(Stored items)
>> BEGIN

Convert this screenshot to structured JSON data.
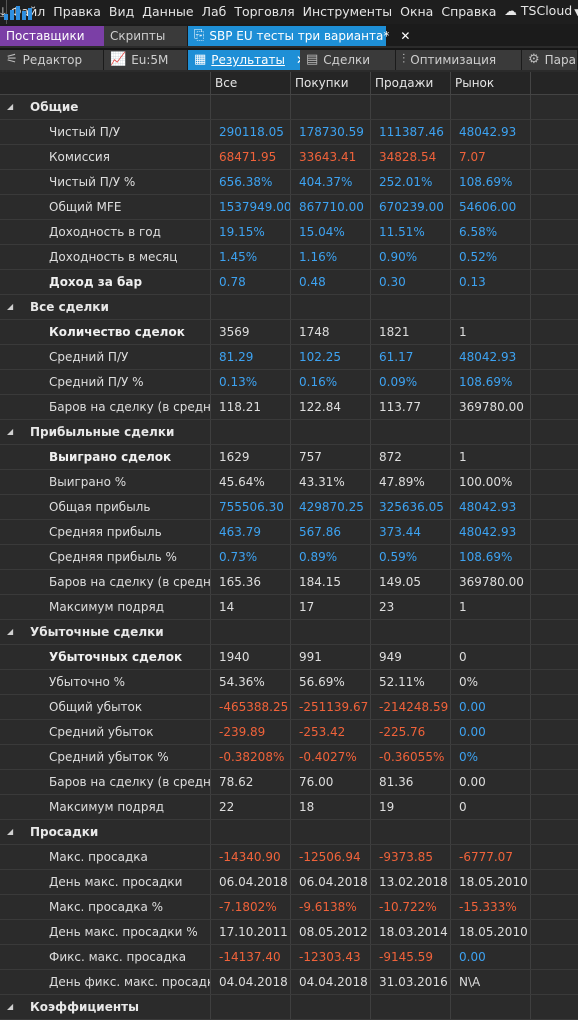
{
  "menubar": {
    "items": [
      "Файл",
      "Правка",
      "Вид",
      "Данные",
      "Лаб",
      "Торговля",
      "Инструменты",
      "Окна",
      "Справка"
    ],
    "cloud_label": "TSCloud"
  },
  "tabs_row1": [
    {
      "label": "Поставщики",
      "style": "purple"
    },
    {
      "label": "Скрипты",
      "style": "dark"
    },
    {
      "label": "SBP EU тесты три варианта*",
      "style": "active",
      "close": "✕"
    }
  ],
  "tabs_row2": [
    {
      "label": "Редактор",
      "icon": "editor-icon"
    },
    {
      "label": "Eu:5M",
      "icon": "chart-icon"
    },
    {
      "label": "Результаты",
      "icon": "results-icon",
      "active": true,
      "close": "✕"
    },
    {
      "label": "Сделки",
      "icon": "trades-icon"
    },
    {
      "label": "Оптимизация",
      "icon": "optimization-icon"
    },
    {
      "label": "Пара",
      "icon": "gear-icon"
    }
  ],
  "columns": [
    "",
    "Все",
    "Покупки",
    "Продажи",
    "Рынок"
  ],
  "colors": {
    "positive": "#3da3f2",
    "negative": "#f0623a",
    "neutral": "#dedede",
    "accent": "#1e8fd6"
  },
  "rows": [
    {
      "type": "group",
      "label": "Общие"
    },
    {
      "type": "item",
      "label": "Чистый П/У",
      "values": [
        "290118.05",
        "178730.59",
        "111387.46",
        "48042.93"
      ],
      "colors": [
        "blue",
        "blue",
        "blue",
        "blue"
      ]
    },
    {
      "type": "item",
      "label": "Комиссия",
      "values": [
        "68471.95",
        "33643.41",
        "34828.54",
        "7.07"
      ],
      "colors": [
        "red",
        "red",
        "red",
        "red"
      ]
    },
    {
      "type": "item",
      "label": "Чистый П/У %",
      "values": [
        "656.38%",
        "404.37%",
        "252.01%",
        "108.69%"
      ],
      "colors": [
        "blue",
        "blue",
        "blue",
        "blue"
      ]
    },
    {
      "type": "item",
      "label": "Общий MFE",
      "values": [
        "1537949.00",
        "867710.00",
        "670239.00",
        "54606.00"
      ],
      "colors": [
        "blue",
        "blue",
        "blue",
        "blue"
      ]
    },
    {
      "type": "item",
      "label": "Доходность в год",
      "values": [
        "19.15%",
        "15.04%",
        "11.51%",
        "6.58%"
      ],
      "colors": [
        "blue",
        "blue",
        "blue",
        "blue"
      ]
    },
    {
      "type": "item",
      "label": "Доходность в месяц",
      "values": [
        "1.45%",
        "1.16%",
        "0.90%",
        "0.52%"
      ],
      "colors": [
        "blue",
        "blue",
        "blue",
        "blue"
      ]
    },
    {
      "type": "item",
      "bold": true,
      "label": "Доход за бар",
      "values": [
        "0.78",
        "0.48",
        "0.30",
        "0.13"
      ],
      "colors": [
        "blue",
        "blue",
        "blue",
        "blue"
      ]
    },
    {
      "type": "group",
      "label": "Все сделки"
    },
    {
      "type": "item",
      "bold": true,
      "label": "Количество сделок",
      "values": [
        "3569",
        "1748",
        "1821",
        "1"
      ],
      "colors": [
        "white",
        "white",
        "white",
        "white"
      ]
    },
    {
      "type": "item",
      "label": "Средний П/У",
      "values": [
        "81.29",
        "102.25",
        "61.17",
        "48042.93"
      ],
      "colors": [
        "blue",
        "blue",
        "blue",
        "blue"
      ]
    },
    {
      "type": "item",
      "label": "Средний П/У %",
      "values": [
        "0.13%",
        "0.16%",
        "0.09%",
        "108.69%"
      ],
      "colors": [
        "blue",
        "blue",
        "blue",
        "blue"
      ]
    },
    {
      "type": "item",
      "label": "Баров на сделку (в среднем)",
      "values": [
        "118.21",
        "122.84",
        "113.77",
        "369780.00"
      ],
      "colors": [
        "white",
        "white",
        "white",
        "white"
      ]
    },
    {
      "type": "group",
      "label": "Прибыльные сделки"
    },
    {
      "type": "item",
      "bold": true,
      "label": "Выиграно сделок",
      "values": [
        "1629",
        "757",
        "872",
        "1"
      ],
      "colors": [
        "white",
        "white",
        "white",
        "white"
      ]
    },
    {
      "type": "item",
      "label": "Выиграно %",
      "values": [
        "45.64%",
        "43.31%",
        "47.89%",
        "100.00%"
      ],
      "colors": [
        "white",
        "white",
        "white",
        "white"
      ]
    },
    {
      "type": "item",
      "label": "Общая прибыль",
      "values": [
        "755506.30",
        "429870.25",
        "325636.05",
        "48042.93"
      ],
      "colors": [
        "blue",
        "blue",
        "blue",
        "blue"
      ]
    },
    {
      "type": "item",
      "label": "Средняя прибыль",
      "values": [
        "463.79",
        "567.86",
        "373.44",
        "48042.93"
      ],
      "colors": [
        "blue",
        "blue",
        "blue",
        "blue"
      ]
    },
    {
      "type": "item",
      "label": "Средняя прибыль %",
      "values": [
        "0.73%",
        "0.89%",
        "0.59%",
        "108.69%"
      ],
      "colors": [
        "blue",
        "blue",
        "blue",
        "blue"
      ]
    },
    {
      "type": "item",
      "label": "Баров на сделку (в среднем)",
      "values": [
        "165.36",
        "184.15",
        "149.05",
        "369780.00"
      ],
      "colors": [
        "white",
        "white",
        "white",
        "white"
      ]
    },
    {
      "type": "item",
      "label": "Максимум подряд",
      "values": [
        "14",
        "17",
        "23",
        "1"
      ],
      "colors": [
        "white",
        "white",
        "white",
        "white"
      ]
    },
    {
      "type": "group",
      "label": "Убыточные сделки"
    },
    {
      "type": "item",
      "bold": true,
      "label": "Убыточных сделок",
      "values": [
        "1940",
        "991",
        "949",
        "0"
      ],
      "colors": [
        "white",
        "white",
        "white",
        "white"
      ]
    },
    {
      "type": "item",
      "label": "Убыточно %",
      "values": [
        "54.36%",
        "56.69%",
        "52.11%",
        "0%"
      ],
      "colors": [
        "white",
        "white",
        "white",
        "white"
      ]
    },
    {
      "type": "item",
      "label": "Общий убыток",
      "values": [
        "-465388.25",
        "-251139.67",
        "-214248.59",
        "0.00"
      ],
      "colors": [
        "red",
        "red",
        "red",
        "blue"
      ]
    },
    {
      "type": "item",
      "label": "Средний убыток",
      "values": [
        "-239.89",
        "-253.42",
        "-225.76",
        "0.00"
      ],
      "colors": [
        "red",
        "red",
        "red",
        "blue"
      ]
    },
    {
      "type": "item",
      "label": "Средний убыток %",
      "values": [
        "-0.38208%",
        "-0.4027%",
        "-0.36055%",
        "0%"
      ],
      "colors": [
        "red",
        "red",
        "red",
        "blue"
      ]
    },
    {
      "type": "item",
      "label": "Баров на сделку (в среднем)",
      "values": [
        "78.62",
        "76.00",
        "81.36",
        "0.00"
      ],
      "colors": [
        "white",
        "white",
        "white",
        "white"
      ]
    },
    {
      "type": "item",
      "label": "Максимум подряд",
      "values": [
        "22",
        "18",
        "19",
        "0"
      ],
      "colors": [
        "white",
        "white",
        "white",
        "white"
      ]
    },
    {
      "type": "group",
      "label": "Просадки"
    },
    {
      "type": "item",
      "label": "Макс. просадка",
      "values": [
        "-14340.90",
        "-12506.94",
        "-9373.85",
        "-6777.07"
      ],
      "colors": [
        "red",
        "red",
        "red",
        "red"
      ]
    },
    {
      "type": "item",
      "label": "День макс. просадки",
      "values": [
        "06.04.2018",
        "06.04.2018",
        "13.02.2018",
        "18.05.2010"
      ],
      "colors": [
        "white",
        "white",
        "white",
        "white"
      ]
    },
    {
      "type": "item",
      "label": "Макс. просадка %",
      "values": [
        "-7.1802%",
        "-9.6138%",
        "-10.722%",
        "-15.333%"
      ],
      "colors": [
        "red",
        "red",
        "red",
        "red"
      ]
    },
    {
      "type": "item",
      "label": "День макс. просадки %",
      "values": [
        "17.10.2011",
        "08.05.2012",
        "18.03.2014",
        "18.05.2010"
      ],
      "colors": [
        "white",
        "white",
        "white",
        "white"
      ]
    },
    {
      "type": "item",
      "label": "Фикс. макс. просадка",
      "values": [
        "-14137.40",
        "-12303.43",
        "-9145.59",
        "0.00"
      ],
      "colors": [
        "red",
        "red",
        "red",
        "blue"
      ]
    },
    {
      "type": "item",
      "label": "День фикс. макс. просадки",
      "values": [
        "04.04.2018",
        "04.04.2018",
        "31.03.2016",
        "N\\A"
      ],
      "colors": [
        "white",
        "white",
        "white",
        "white"
      ]
    },
    {
      "type": "group",
      "label": "Коэффициенты"
    }
  ]
}
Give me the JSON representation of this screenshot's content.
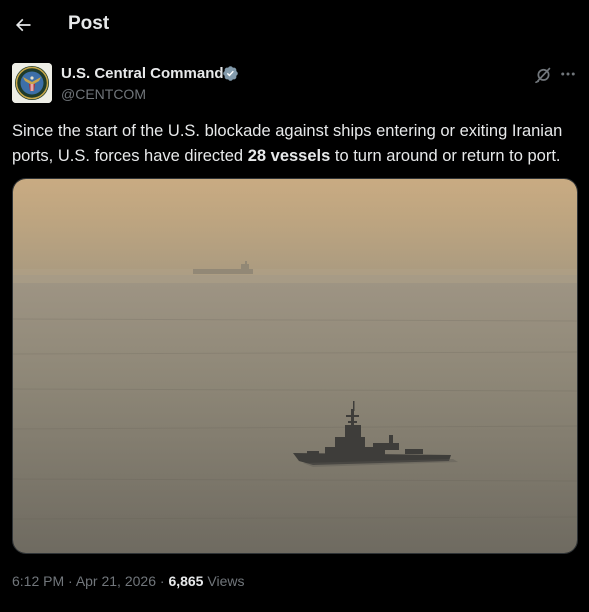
{
  "header": {
    "title": "Post",
    "back_icon": "arrow-left-icon"
  },
  "author": {
    "name": "U.S. Central Command",
    "handle": "@CENTCOM",
    "verified_color": "#829aab",
    "avatar_icon": "centcom-seal-icon"
  },
  "actions": {
    "grok_icon": "grok-icon",
    "more_icon": "more-horizontal-icon"
  },
  "tweet": {
    "text_before": "Since the start of the U.S. blockade against ships entering or exiting Iranian ports, U.S. forces have directed ",
    "text_bold": "28 vessels",
    "text_after": " to turn around or return to port."
  },
  "media": {
    "description_icon": "photo-warship-at-sea"
  },
  "meta": {
    "time": "6:12 PM",
    "separator1": " · ",
    "date": "Apr 21, 2026",
    "separator2": " · ",
    "views_count": "6,865",
    "views_label": " Views"
  },
  "colors": {
    "background": "#000000",
    "text_primary": "#e7e9ea",
    "text_secondary": "#71767b",
    "border": "#2f3336"
  }
}
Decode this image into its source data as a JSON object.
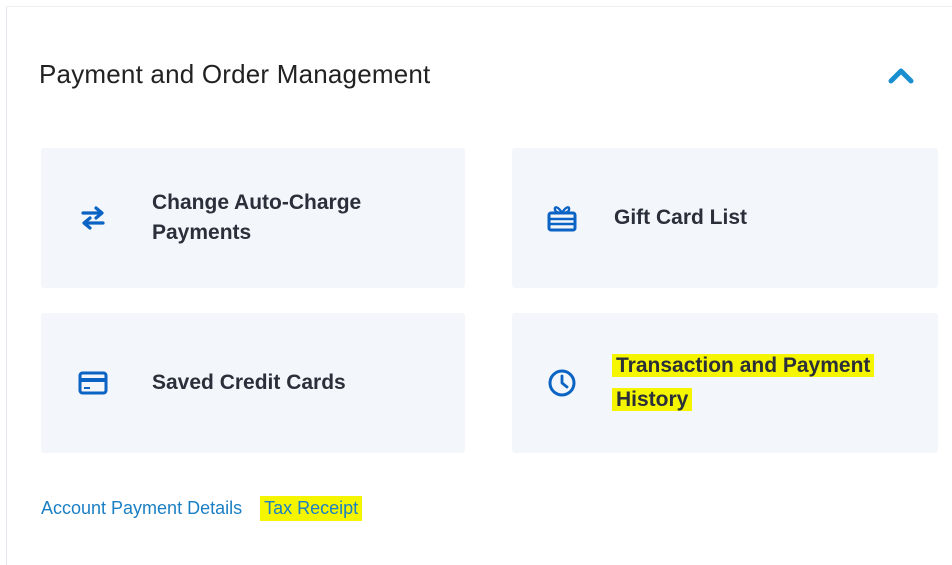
{
  "section": {
    "title": "Payment and Order Management",
    "collapse_icon": "chevron-up-icon"
  },
  "cards": [
    {
      "label_line1": "Change Auto-Charge",
      "label_line2": "Payments",
      "icon": "swap-arrows-icon"
    },
    {
      "label": "Gift Card List",
      "icon": "gift-card-icon"
    },
    {
      "label": "Saved Credit Cards",
      "icon": "credit-card-icon"
    },
    {
      "label_line1": "Transaction and Payment",
      "label_line2": "History",
      "icon": "clock-icon",
      "highlighted": true
    }
  ],
  "links": [
    {
      "label": "Account Payment Details"
    },
    {
      "label": "Tax Receipt",
      "highlighted": true
    }
  ],
  "colors": {
    "accent": "#1a7fc4",
    "icon_blue": "#0b63c4",
    "card_bg": "#f3f6fa",
    "highlight": "#f5f500"
  }
}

>> END

Repeat exactly the lines in the entries from the one containing "Give me the" to the final line, inclusive, and nothing beyond them; skip pictures.

Give me the JSON representation of this screenshot's content.
{
  "header": {
    "title": "Post",
    "back_icon": "arrow-left-icon"
  },
  "author": {
    "name": "U.S. Central Command",
    "handle": "@CENTCOM",
    "verified_color": "#829aab",
    "avatar_icon": "centcom-seal-icon"
  },
  "actions": {
    "grok_icon": "grok-icon",
    "more_icon": "more-horizontal-icon"
  },
  "tweet": {
    "text_before": "Since the start of the U.S. blockade against ships entering or exiting Iranian ports, U.S. forces have directed ",
    "text_bold": "28 vessels",
    "text_after": " to turn around or return to port."
  },
  "media": {
    "description_icon": "photo-warship-at-sea"
  },
  "meta": {
    "time": "6:12 PM",
    "separator1": " · ",
    "date": "Apr 21, 2026",
    "separator2": " · ",
    "views_count": "6,865",
    "views_label": " Views"
  },
  "colors": {
    "background": "#000000",
    "text_primary": "#e7e9ea",
    "text_secondary": "#71767b",
    "border": "#2f3336"
  }
}
Decode this image into its source data as a JSON object.
{
  "section": {
    "title": "Payment and Order Management",
    "collapse_icon": "chevron-up-icon"
  },
  "cards": [
    {
      "label_line1": "Change Auto-Charge",
      "label_line2": "Payments",
      "icon": "swap-arrows-icon"
    },
    {
      "label": "Gift Card List",
      "icon": "gift-card-icon"
    },
    {
      "label": "Saved Credit Cards",
      "icon": "credit-card-icon"
    },
    {
      "label_line1": "Transaction and Payment",
      "label_line2": "History",
      "icon": "clock-icon",
      "highlighted": true
    }
  ],
  "links": [
    {
      "label": "Account Payment Details"
    },
    {
      "label": "Tax Receipt",
      "highlighted": true
    }
  ],
  "colors": {
    "accent": "#1a7fc4",
    "icon_blue": "#0b63c4",
    "card_bg": "#f3f6fa",
    "highlight": "#f5f500"
  }
}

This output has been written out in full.